Dataset items
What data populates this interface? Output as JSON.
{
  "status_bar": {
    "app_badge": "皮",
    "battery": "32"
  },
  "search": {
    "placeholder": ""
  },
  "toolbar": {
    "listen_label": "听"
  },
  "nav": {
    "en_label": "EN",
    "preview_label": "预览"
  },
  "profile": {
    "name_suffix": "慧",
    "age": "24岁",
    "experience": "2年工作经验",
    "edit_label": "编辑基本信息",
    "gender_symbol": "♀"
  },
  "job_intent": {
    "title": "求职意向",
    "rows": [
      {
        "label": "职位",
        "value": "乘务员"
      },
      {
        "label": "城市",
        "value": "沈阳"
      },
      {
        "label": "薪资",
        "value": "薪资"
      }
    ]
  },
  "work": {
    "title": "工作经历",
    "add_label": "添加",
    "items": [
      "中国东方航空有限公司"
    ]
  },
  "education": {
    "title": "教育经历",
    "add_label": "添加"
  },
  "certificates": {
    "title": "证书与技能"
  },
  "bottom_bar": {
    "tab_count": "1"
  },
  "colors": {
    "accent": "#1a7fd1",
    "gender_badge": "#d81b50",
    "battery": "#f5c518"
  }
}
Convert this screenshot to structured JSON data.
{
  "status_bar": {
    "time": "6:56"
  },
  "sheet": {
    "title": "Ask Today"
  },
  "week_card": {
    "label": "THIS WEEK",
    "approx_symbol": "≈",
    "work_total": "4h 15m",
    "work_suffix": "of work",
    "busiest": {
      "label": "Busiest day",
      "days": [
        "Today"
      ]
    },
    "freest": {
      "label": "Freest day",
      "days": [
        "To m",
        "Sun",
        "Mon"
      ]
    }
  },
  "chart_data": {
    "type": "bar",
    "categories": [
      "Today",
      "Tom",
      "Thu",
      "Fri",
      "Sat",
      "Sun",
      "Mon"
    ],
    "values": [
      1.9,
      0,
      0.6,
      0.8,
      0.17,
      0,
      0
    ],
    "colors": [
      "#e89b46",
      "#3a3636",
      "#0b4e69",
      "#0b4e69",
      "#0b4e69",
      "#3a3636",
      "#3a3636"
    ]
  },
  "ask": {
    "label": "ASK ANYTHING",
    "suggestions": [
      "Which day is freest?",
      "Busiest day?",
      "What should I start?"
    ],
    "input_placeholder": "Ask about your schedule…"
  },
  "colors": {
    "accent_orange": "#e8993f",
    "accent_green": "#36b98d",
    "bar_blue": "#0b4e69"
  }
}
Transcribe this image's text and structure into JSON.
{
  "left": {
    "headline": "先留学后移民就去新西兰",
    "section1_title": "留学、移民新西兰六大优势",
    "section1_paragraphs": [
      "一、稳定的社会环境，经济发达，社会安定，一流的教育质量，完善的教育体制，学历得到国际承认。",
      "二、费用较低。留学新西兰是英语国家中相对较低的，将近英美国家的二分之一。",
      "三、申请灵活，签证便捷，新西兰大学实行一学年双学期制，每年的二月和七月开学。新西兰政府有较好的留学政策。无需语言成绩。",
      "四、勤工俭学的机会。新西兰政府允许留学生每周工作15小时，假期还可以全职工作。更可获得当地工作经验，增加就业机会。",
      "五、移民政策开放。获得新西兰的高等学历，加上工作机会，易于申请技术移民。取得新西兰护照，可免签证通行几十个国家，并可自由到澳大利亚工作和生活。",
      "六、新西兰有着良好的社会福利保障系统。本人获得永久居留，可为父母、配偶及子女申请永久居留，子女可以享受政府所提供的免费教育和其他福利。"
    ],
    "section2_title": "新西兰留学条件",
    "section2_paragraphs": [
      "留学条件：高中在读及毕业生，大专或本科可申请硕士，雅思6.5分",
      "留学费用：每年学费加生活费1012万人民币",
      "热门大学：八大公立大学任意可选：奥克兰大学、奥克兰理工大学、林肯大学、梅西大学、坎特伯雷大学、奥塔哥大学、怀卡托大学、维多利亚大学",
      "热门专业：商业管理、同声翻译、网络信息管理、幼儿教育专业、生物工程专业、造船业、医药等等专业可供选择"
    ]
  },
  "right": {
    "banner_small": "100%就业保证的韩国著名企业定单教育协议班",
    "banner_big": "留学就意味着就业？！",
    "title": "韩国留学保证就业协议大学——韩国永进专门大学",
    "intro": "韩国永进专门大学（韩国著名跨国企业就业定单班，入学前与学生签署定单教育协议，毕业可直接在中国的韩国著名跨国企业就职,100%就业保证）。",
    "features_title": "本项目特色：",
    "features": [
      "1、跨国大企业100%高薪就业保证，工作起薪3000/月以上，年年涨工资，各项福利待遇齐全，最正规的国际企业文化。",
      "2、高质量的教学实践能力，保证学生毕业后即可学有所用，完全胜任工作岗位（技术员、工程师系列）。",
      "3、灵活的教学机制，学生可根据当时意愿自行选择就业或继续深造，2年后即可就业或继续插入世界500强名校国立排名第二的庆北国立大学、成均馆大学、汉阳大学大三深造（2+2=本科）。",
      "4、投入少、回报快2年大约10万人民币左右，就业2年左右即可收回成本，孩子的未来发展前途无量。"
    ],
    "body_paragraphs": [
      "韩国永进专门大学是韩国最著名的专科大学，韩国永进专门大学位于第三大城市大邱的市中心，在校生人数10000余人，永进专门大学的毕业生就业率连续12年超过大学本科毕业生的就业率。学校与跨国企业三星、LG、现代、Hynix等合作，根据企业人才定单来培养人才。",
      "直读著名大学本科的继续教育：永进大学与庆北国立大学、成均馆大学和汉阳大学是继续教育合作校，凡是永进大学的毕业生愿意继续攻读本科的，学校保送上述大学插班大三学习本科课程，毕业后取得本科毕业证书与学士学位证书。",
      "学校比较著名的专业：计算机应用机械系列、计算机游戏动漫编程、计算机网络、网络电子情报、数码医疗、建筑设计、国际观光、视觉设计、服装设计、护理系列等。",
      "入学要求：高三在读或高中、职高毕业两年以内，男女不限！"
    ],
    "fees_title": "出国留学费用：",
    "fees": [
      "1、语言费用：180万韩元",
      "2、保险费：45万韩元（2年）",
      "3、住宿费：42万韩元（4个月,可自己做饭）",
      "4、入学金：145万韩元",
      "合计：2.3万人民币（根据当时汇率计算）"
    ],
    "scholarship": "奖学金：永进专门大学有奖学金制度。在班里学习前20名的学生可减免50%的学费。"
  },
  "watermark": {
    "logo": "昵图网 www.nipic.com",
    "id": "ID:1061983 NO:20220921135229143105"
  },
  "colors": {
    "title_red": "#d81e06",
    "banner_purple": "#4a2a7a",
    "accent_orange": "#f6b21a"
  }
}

→ CHALLENGE:
Copy down the whole of the data above, matching it exactly.

→ RESPONSE TO THIS EXERCISE:
What data populates this interface? Output as JSON.
{
  "status_bar": {
    "app_badge": "皮",
    "battery": "32"
  },
  "search": {
    "placeholder": ""
  },
  "toolbar": {
    "listen_label": "听"
  },
  "nav": {
    "en_label": "EN",
    "preview_label": "预览"
  },
  "profile": {
    "name_suffix": "慧",
    "age": "24岁",
    "experience": "2年工作经验",
    "edit_label": "编辑基本信息",
    "gender_symbol": "♀"
  },
  "job_intent": {
    "title": "求职意向",
    "rows": [
      {
        "label": "职位",
        "value": "乘务员"
      },
      {
        "label": "城市",
        "value": "沈阳"
      },
      {
        "label": "薪资",
        "value": "薪资"
      }
    ]
  },
  "work": {
    "title": "工作经历",
    "add_label": "添加",
    "items": [
      "中国东方航空有限公司"
    ]
  },
  "education": {
    "title": "教育经历",
    "add_label": "添加"
  },
  "certificates": {
    "title": "证书与技能"
  },
  "bottom_bar": {
    "tab_count": "1"
  },
  "colors": {
    "accent": "#1a7fd1",
    "gender_badge": "#d81b50",
    "battery": "#f5c518"
  }
}
Convert this screenshot to structured JSON data.
{
  "status_bar": {
    "time": "6:56"
  },
  "sheet": {
    "title": "Ask Today"
  },
  "week_card": {
    "label": "THIS WEEK",
    "approx_symbol": "≈",
    "work_total": "4h 15m",
    "work_suffix": "of work",
    "busiest": {
      "label": "Busiest day",
      "days": [
        "Today"
      ]
    },
    "freest": {
      "label": "Freest day",
      "days": [
        "To m",
        "Sun",
        "Mon"
      ]
    }
  },
  "chart_data": {
    "type": "bar",
    "categories": [
      "Today",
      "Tom",
      "Thu",
      "Fri",
      "Sat",
      "Sun",
      "Mon"
    ],
    "values": [
      1.9,
      0,
      0.6,
      0.8,
      0.17,
      0,
      0
    ],
    "colors": [
      "#e89b46",
      "#3a3636",
      "#0b4e69",
      "#0b4e69",
      "#0b4e69",
      "#3a3636",
      "#3a3636"
    ]
  },
  "ask": {
    "label": "ASK ANYTHING",
    "suggestions": [
      "Which day is freest?",
      "Busiest day?",
      "What should I start?"
    ],
    "input_placeholder": "Ask about your schedule…"
  },
  "colors": {
    "accent_orange": "#e8993f",
    "accent_green": "#36b98d",
    "bar_blue": "#0b4e69"
  }
}
Transcribe this image's text and structure into JSON.
{
  "left": {
    "headline": "先留学后移民就去新西兰",
    "section1_title": "留学、移民新西兰六大优势",
    "section1_paragraphs": [
      "一、稳定的社会环境，经济发达，社会安定，一流的教育质量，完善的教育体制，学历得到国际承认。",
      "二、费用较低。留学新西兰是英语国家中相对较低的，将近英美国家的二分之一。",
      "三、申请灵活，签证便捷，新西兰大学实行一学年双学期制，每年的二月和七月开学。新西兰政府有较好的留学政策。无需语言成绩。",
      "四、勤工俭学的机会。新西兰政府允许留学生每周工作15小时，假期还可以全职工作。更可获得当地工作经验，增加就业机会。",
      "五、移民政策开放。获得新西兰的高等学历，加上工作机会，易于申请技术移民。取得新西兰护照，可免签证通行几十个国家，并可自由到澳大利亚工作和生活。",
      "六、新西兰有着良好的社会福利保障系统。本人获得永久居留，可为父母、配偶及子女申请永久居留，子女可以享受政府所提供的免费教育和其他福利。"
    ],
    "section2_title": "新西兰留学条件",
    "section2_paragraphs": [
      "留学条件：高中在读及毕业生，大专或本科可申请硕士，雅思6.5分",
      "留学费用：每年学费加生活费1012万人民币",
      "热门大学：八大公立大学任意可选：奥克兰大学、奥克兰理工大学、林肯大学、梅西大学、坎特伯雷大学、奥塔哥大学、怀卡托大学、维多利亚大学",
      "热门专业：商业管理、同声翻译、网络信息管理、幼儿教育专业、生物工程专业、造船业、医药等等专业可供选择"
    ]
  },
  "right": {
    "banner_small": "100%就业保证的韩国著名企业定单教育协议班",
    "banner_big": "留学就意味着就业？！",
    "title": "韩国留学保证就业协议大学——韩国永进专门大学",
    "intro": "韩国永进专门大学（韩国著名跨国企业就业定单班，入学前与学生签署定单教育协议，毕业可直接在中国的韩国著名跨国企业就职,100%就业保证）。",
    "features_title": "本项目特色：",
    "features": [
      "1、跨国大企业100%高薪就业保证，工作起薪3000/月以上，年年涨工资，各项福利待遇齐全，最正规的国际企业文化。",
      "2、高质量的教学实践能力，保证学生毕业后即可学有所用，完全胜任工作岗位（技术员、工程师系列）。",
      "3、灵活的教学机制，学生可根据当时意愿自行选择就业或继续深造，2年后即可就业或继续插入世界500强名校国立排名第二的庆北国立大学、成均馆大学、汉阳大学大三深造（2+2=本科）。",
      "4、投入少、回报快2年大约10万人民币左右，就业2年左右即可收回成本，孩子的未来发展前途无量。"
    ],
    "body_paragraphs": [
      "韩国永进专门大学是韩国最著名的专科大学，韩国永进专门大学位于第三大城市大邱的市中心，在校生人数10000余人，永进专门大学的毕业生就业率连续12年超过大学本科毕业生的就业率。学校与跨国企业三星、LG、现代、Hynix等合作，根据企业人才定单来培养人才。",
      "直读著名大学本科的继续教育：永进大学与庆北国立大学、成均馆大学和汉阳大学是继续教育合作校，凡是永进大学的毕业生愿意继续攻读本科的，学校保送上述大学插班大三学习本科课程，毕业后取得本科毕业证书与学士学位证书。",
      "学校比较著名的专业：计算机应用机械系列、计算机游戏动漫编程、计算机网络、网络电子情报、数码医疗、建筑设计、国际观光、视觉设计、服装设计、护理系列等。",
      "入学要求：高三在读或高中、职高毕业两年以内，男女不限！"
    ],
    "fees_title": "出国留学费用：",
    "fees": [
      "1、语言费用：180万韩元",
      "2、保险费：45万韩元（2年）",
      "3、住宿费：42万韩元（4个月,可自己做饭）",
      "4、入学金：145万韩元",
      "合计：2.3万人民币（根据当时汇率计算）"
    ],
    "scholarship": "奖学金：永进专门大学有奖学金制度。在班里学习前20名的学生可减免50%的学费。"
  },
  "watermark": {
    "logo": "昵图网 www.nipic.com",
    "id": "ID:1061983 NO:20220921135229143105"
  },
  "colors": {
    "title_red": "#d81e06",
    "banner_purple": "#4a2a7a",
    "accent_orange": "#f6b21a"
  }
}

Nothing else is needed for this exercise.